* **Raw data**
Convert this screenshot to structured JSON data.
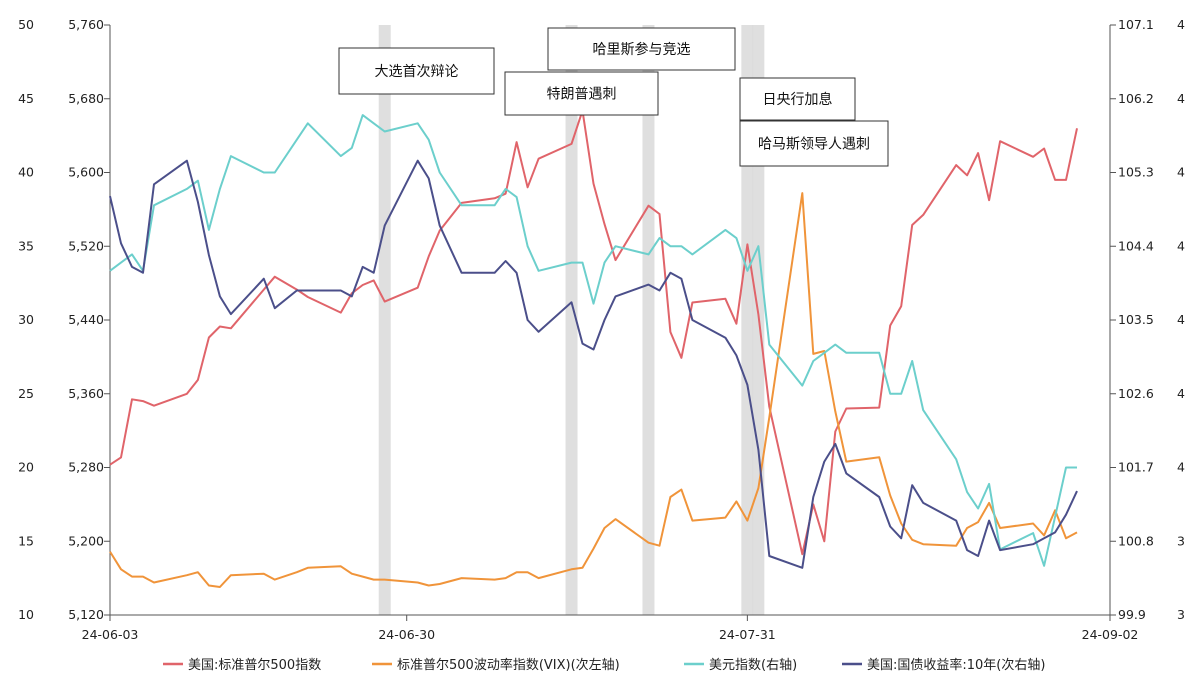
{
  "chart_data": {
    "type": "line",
    "title": "",
    "grid": false,
    "x_ticks": [
      "24-06-03",
      "24-06-30",
      "24-07-31",
      "24-09-02"
    ],
    "left_axis_vix": {
      "ticks": [
        "10",
        "15",
        "20",
        "25",
        "30",
        "35",
        "40",
        "45",
        "50"
      ],
      "range": [
        10,
        50
      ]
    },
    "left_axis_spx": {
      "ticks": [
        "5,120",
        "5,200",
        "5,280",
        "5,360",
        "5,440",
        "5,520",
        "5,600",
        "5,680",
        "5,760"
      ],
      "range": [
        5120,
        5760
      ]
    },
    "right_axis_dxy": {
      "ticks": [
        "99.9",
        "100.8",
        "101.7",
        "102.6",
        "103.5",
        "104.4",
        "105.3",
        "106.2",
        "107.1"
      ],
      "range": [
        99.9,
        107.1
      ]
    },
    "right_axis_yield": {
      "ticks": [
        "3",
        "3",
        "4",
        "4",
        "4",
        "4",
        "4",
        "4",
        "4"
      ]
    },
    "annotations": [
      {
        "text": "大选首次辩论",
        "date": "2024-06-28"
      },
      {
        "text": "哈里斯参与竞选",
        "date": "2024-07-22"
      },
      {
        "text": "特朗普遇刺",
        "date": "2024-07-15"
      },
      {
        "text": "日央行加息",
        "date": "2024-07-31"
      },
      {
        "text": "哈马斯领导人遇刺",
        "date": "2024-07-31"
      }
    ],
    "series": [
      {
        "name": "美国:标准普尔500指数",
        "axis": "spx",
        "color": "#e0646a",
        "points": [
          [
            "2024-06-03",
            5283
          ],
          [
            "2024-06-04",
            5291
          ],
          [
            "2024-06-05",
            5354
          ],
          [
            "2024-06-06",
            5352
          ],
          [
            "2024-06-07",
            5347
          ],
          [
            "2024-06-10",
            5360
          ],
          [
            "2024-06-11",
            5375
          ],
          [
            "2024-06-12",
            5421
          ],
          [
            "2024-06-13",
            5433
          ],
          [
            "2024-06-14",
            5431
          ],
          [
            "2024-06-17",
            5473
          ],
          [
            "2024-06-18",
            5487
          ],
          [
            "2024-06-20",
            5473
          ],
          [
            "2024-06-21",
            5465
          ],
          [
            "2024-06-24",
            5448
          ],
          [
            "2024-06-25",
            5469
          ],
          [
            "2024-06-26",
            5478
          ],
          [
            "2024-06-27",
            5483
          ],
          [
            "2024-06-28",
            5460
          ],
          [
            "2024-07-01",
            5475
          ],
          [
            "2024-07-02",
            5509
          ],
          [
            "2024-07-03",
            5537
          ],
          [
            "2024-07-05",
            5567
          ],
          [
            "2024-07-08",
            5572
          ],
          [
            "2024-07-09",
            5577
          ],
          [
            "2024-07-10",
            5633
          ],
          [
            "2024-07-11",
            5584
          ],
          [
            "2024-07-12",
            5615
          ],
          [
            "2024-07-15",
            5631
          ],
          [
            "2024-07-16",
            5667
          ],
          [
            "2024-07-17",
            5588
          ],
          [
            "2024-07-18",
            5544
          ],
          [
            "2024-07-19",
            5505
          ],
          [
            "2024-07-22",
            5564
          ],
          [
            "2024-07-23",
            5555
          ],
          [
            "2024-07-24",
            5427
          ],
          [
            "2024-07-25",
            5399
          ],
          [
            "2024-07-26",
            5459
          ],
          [
            "2024-07-29",
            5463
          ],
          [
            "2024-07-30",
            5436
          ],
          [
            "2024-07-31",
            5522
          ],
          [
            "2024-08-01",
            5446
          ],
          [
            "2024-08-02",
            5346
          ],
          [
            "2024-08-05",
            5186
          ],
          [
            "2024-08-06",
            5240
          ],
          [
            "2024-08-07",
            5200
          ],
          [
            "2024-08-08",
            5319
          ],
          [
            "2024-08-09",
            5344
          ],
          [
            "2024-08-12",
            5345
          ],
          [
            "2024-08-13",
            5434
          ],
          [
            "2024-08-14",
            5455
          ],
          [
            "2024-08-15",
            5543
          ],
          [
            "2024-08-16",
            5554
          ],
          [
            "2024-08-19",
            5608
          ],
          [
            "2024-08-20",
            5597
          ],
          [
            "2024-08-21",
            5621
          ],
          [
            "2024-08-22",
            5570
          ],
          [
            "2024-08-23",
            5634
          ],
          [
            "2024-08-26",
            5617
          ],
          [
            "2024-08-27",
            5626
          ],
          [
            "2024-08-28",
            5592
          ],
          [
            "2024-08-29",
            5592
          ],
          [
            "2024-08-30",
            5648
          ]
        ]
      },
      {
        "name": "标准普尔500波动率指数(VIX)(次左轴)",
        "axis": "vix",
        "color": "#f0943a",
        "points": [
          [
            "2024-06-03",
            14.3
          ],
          [
            "2024-06-04",
            13.1
          ],
          [
            "2024-06-05",
            12.6
          ],
          [
            "2024-06-06",
            12.6
          ],
          [
            "2024-06-07",
            12.2
          ],
          [
            "2024-06-10",
            12.7
          ],
          [
            "2024-06-11",
            12.9
          ],
          [
            "2024-06-12",
            12.0
          ],
          [
            "2024-06-13",
            11.9
          ],
          [
            "2024-06-14",
            12.7
          ],
          [
            "2024-06-17",
            12.8
          ],
          [
            "2024-06-18",
            12.4
          ],
          [
            "2024-06-20",
            12.9
          ],
          [
            "2024-06-21",
            13.2
          ],
          [
            "2024-06-24",
            13.3
          ],
          [
            "2024-06-25",
            12.8
          ],
          [
            "2024-06-26",
            12.6
          ],
          [
            "2024-06-27",
            12.4
          ],
          [
            "2024-06-28",
            12.4
          ],
          [
            "2024-07-01",
            12.2
          ],
          [
            "2024-07-02",
            12.0
          ],
          [
            "2024-07-03",
            12.1
          ],
          [
            "2024-07-05",
            12.5
          ],
          [
            "2024-07-08",
            12.4
          ],
          [
            "2024-07-09",
            12.5
          ],
          [
            "2024-07-10",
            12.9
          ],
          [
            "2024-07-11",
            12.9
          ],
          [
            "2024-07-12",
            12.5
          ],
          [
            "2024-07-15",
            13.1
          ],
          [
            "2024-07-16",
            13.2
          ],
          [
            "2024-07-17",
            14.5
          ],
          [
            "2024-07-18",
            15.9
          ],
          [
            "2024-07-19",
            16.5
          ],
          [
            "2024-07-22",
            14.9
          ],
          [
            "2024-07-23",
            14.7
          ],
          [
            "2024-07-24",
            18.0
          ],
          [
            "2024-07-25",
            18.5
          ],
          [
            "2024-07-26",
            16.4
          ],
          [
            "2024-07-29",
            16.6
          ],
          [
            "2024-07-30",
            17.7
          ],
          [
            "2024-07-31",
            16.4
          ],
          [
            "2024-08-01",
            18.6
          ],
          [
            "2024-08-02",
            23.4
          ],
          [
            "2024-08-05",
            38.6
          ],
          [
            "2024-08-06",
            27.7
          ],
          [
            "2024-08-07",
            27.9
          ],
          [
            "2024-08-08",
            23.8
          ],
          [
            "2024-08-09",
            20.4
          ],
          [
            "2024-08-12",
            20.7
          ],
          [
            "2024-08-13",
            18.1
          ],
          [
            "2024-08-14",
            16.2
          ],
          [
            "2024-08-15",
            15.1
          ],
          [
            "2024-08-16",
            14.8
          ],
          [
            "2024-08-19",
            14.7
          ],
          [
            "2024-08-20",
            15.9
          ],
          [
            "2024-08-21",
            16.3
          ],
          [
            "2024-08-22",
            17.6
          ],
          [
            "2024-08-23",
            15.9
          ],
          [
            "2024-08-26",
            16.2
          ],
          [
            "2024-08-27",
            15.4
          ],
          [
            "2024-08-28",
            17.1
          ],
          [
            "2024-08-29",
            15.2
          ],
          [
            "2024-08-30",
            15.6
          ]
        ]
      },
      {
        "name": "美元指数(右轴)",
        "axis": "dxy",
        "color": "#6ccfcc",
        "points": [
          [
            "2024-06-03",
            104.1
          ],
          [
            "2024-06-04",
            104.2
          ],
          [
            "2024-06-05",
            104.3
          ],
          [
            "2024-06-06",
            104.1
          ],
          [
            "2024-06-07",
            104.9
          ],
          [
            "2024-06-10",
            105.1
          ],
          [
            "2024-06-11",
            105.2
          ],
          [
            "2024-06-12",
            104.6
          ],
          [
            "2024-06-13",
            105.1
          ],
          [
            "2024-06-14",
            105.5
          ],
          [
            "2024-06-17",
            105.3
          ],
          [
            "2024-06-18",
            105.3
          ],
          [
            "2024-06-20",
            105.7
          ],
          [
            "2024-06-21",
            105.9
          ],
          [
            "2024-06-24",
            105.5
          ],
          [
            "2024-06-25",
            105.6
          ],
          [
            "2024-06-26",
            106.0
          ],
          [
            "2024-06-27",
            105.9
          ],
          [
            "2024-06-28",
            105.8
          ],
          [
            "2024-07-01",
            105.9
          ],
          [
            "2024-07-02",
            105.7
          ],
          [
            "2024-07-03",
            105.3
          ],
          [
            "2024-07-05",
            104.9
          ],
          [
            "2024-07-08",
            104.9
          ],
          [
            "2024-07-09",
            105.1
          ],
          [
            "2024-07-10",
            105.0
          ],
          [
            "2024-07-11",
            104.4
          ],
          [
            "2024-07-12",
            104.1
          ],
          [
            "2024-07-15",
            104.2
          ],
          [
            "2024-07-16",
            104.2
          ],
          [
            "2024-07-17",
            103.7
          ],
          [
            "2024-07-18",
            104.2
          ],
          [
            "2024-07-19",
            104.4
          ],
          [
            "2024-07-22",
            104.3
          ],
          [
            "2024-07-23",
            104.5
          ],
          [
            "2024-07-24",
            104.4
          ],
          [
            "2024-07-25",
            104.4
          ],
          [
            "2024-07-26",
            104.3
          ],
          [
            "2024-07-29",
            104.6
          ],
          [
            "2024-07-30",
            104.5
          ],
          [
            "2024-07-31",
            104.1
          ],
          [
            "2024-08-01",
            104.4
          ],
          [
            "2024-08-02",
            103.2
          ],
          [
            "2024-08-05",
            102.7
          ],
          [
            "2024-08-06",
            103.0
          ],
          [
            "2024-08-07",
            103.1
          ],
          [
            "2024-08-08",
            103.2
          ],
          [
            "2024-08-09",
            103.1
          ],
          [
            "2024-08-12",
            103.1
          ],
          [
            "2024-08-13",
            102.6
          ],
          [
            "2024-08-14",
            102.6
          ],
          [
            "2024-08-15",
            103.0
          ],
          [
            "2024-08-16",
            102.4
          ],
          [
            "2024-08-19",
            101.8
          ],
          [
            "2024-08-20",
            101.4
          ],
          [
            "2024-08-21",
            101.2
          ],
          [
            "2024-08-22",
            101.5
          ],
          [
            "2024-08-23",
            100.7
          ],
          [
            "2024-08-26",
            100.9
          ],
          [
            "2024-08-27",
            100.5
          ],
          [
            "2024-08-28",
            101.1
          ],
          [
            "2024-08-29",
            101.7
          ],
          [
            "2024-08-30",
            101.7
          ]
        ]
      },
      {
        "name": "美国:国债收益率:10年(次右轴)",
        "axis": "yield",
        "color": "#4b4f8a",
        "points": [
          [
            "2024-06-03",
            4.41
          ],
          [
            "2024-06-04",
            4.33
          ],
          [
            "2024-06-05",
            4.29
          ],
          [
            "2024-06-06",
            4.28
          ],
          [
            "2024-06-07",
            4.43
          ],
          [
            "2024-06-10",
            4.47
          ],
          [
            "2024-06-11",
            4.4
          ],
          [
            "2024-06-12",
            4.31
          ],
          [
            "2024-06-13",
            4.24
          ],
          [
            "2024-06-14",
            4.21
          ],
          [
            "2024-06-17",
            4.27
          ],
          [
            "2024-06-18",
            4.22
          ],
          [
            "2024-06-20",
            4.25
          ],
          [
            "2024-06-21",
            4.25
          ],
          [
            "2024-06-24",
            4.25
          ],
          [
            "2024-06-25",
            4.24
          ],
          [
            "2024-06-26",
            4.29
          ],
          [
            "2024-06-27",
            4.28
          ],
          [
            "2024-06-28",
            4.36
          ],
          [
            "2024-07-01",
            4.47
          ],
          [
            "2024-07-02",
            4.44
          ],
          [
            "2024-07-03",
            4.36
          ],
          [
            "2024-07-05",
            4.28
          ],
          [
            "2024-07-08",
            4.28
          ],
          [
            "2024-07-09",
            4.3
          ],
          [
            "2024-07-10",
            4.28
          ],
          [
            "2024-07-11",
            4.2
          ],
          [
            "2024-07-12",
            4.18
          ],
          [
            "2024-07-15",
            4.23
          ],
          [
            "2024-07-16",
            4.16
          ],
          [
            "2024-07-17",
            4.15
          ],
          [
            "2024-07-18",
            4.2
          ],
          [
            "2024-07-19",
            4.24
          ],
          [
            "2024-07-22",
            4.26
          ],
          [
            "2024-07-23",
            4.25
          ],
          [
            "2024-07-24",
            4.28
          ],
          [
            "2024-07-25",
            4.27
          ],
          [
            "2024-07-26",
            4.2
          ],
          [
            "2024-07-29",
            4.17
          ],
          [
            "2024-07-30",
            4.14
          ],
          [
            "2024-07-31",
            4.09
          ],
          [
            "2024-08-01",
            3.98
          ],
          [
            "2024-08-02",
            3.8
          ],
          [
            "2024-08-05",
            3.78
          ],
          [
            "2024-08-06",
            3.9
          ],
          [
            "2024-08-07",
            3.96
          ],
          [
            "2024-08-08",
            3.99
          ],
          [
            "2024-08-09",
            3.94
          ],
          [
            "2024-08-12",
            3.9
          ],
          [
            "2024-08-13",
            3.85
          ],
          [
            "2024-08-14",
            3.83
          ],
          [
            "2024-08-15",
            3.92
          ],
          [
            "2024-08-16",
            3.89
          ],
          [
            "2024-08-19",
            3.86
          ],
          [
            "2024-08-20",
            3.81
          ],
          [
            "2024-08-21",
            3.8
          ],
          [
            "2024-08-22",
            3.86
          ],
          [
            "2024-08-23",
            3.81
          ],
          [
            "2024-08-26",
            3.82
          ],
          [
            "2024-08-27",
            3.83
          ],
          [
            "2024-08-28",
            3.84
          ],
          [
            "2024-08-29",
            3.87
          ],
          [
            "2024-08-30",
            3.91
          ]
        ]
      }
    ],
    "legend_position": "bottom"
  }
}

* **Set problem**
Look for the word "name" and return every line where it occurs.

* **Result of the exercise**
        "name": "美国:标准普尔500指数",
        "name": "标准普尔500波动率指数(VIX)(次左轴)",
        "name": "美元指数(右轴)",
        "name": "美国:国债收益率:10年(次右轴)",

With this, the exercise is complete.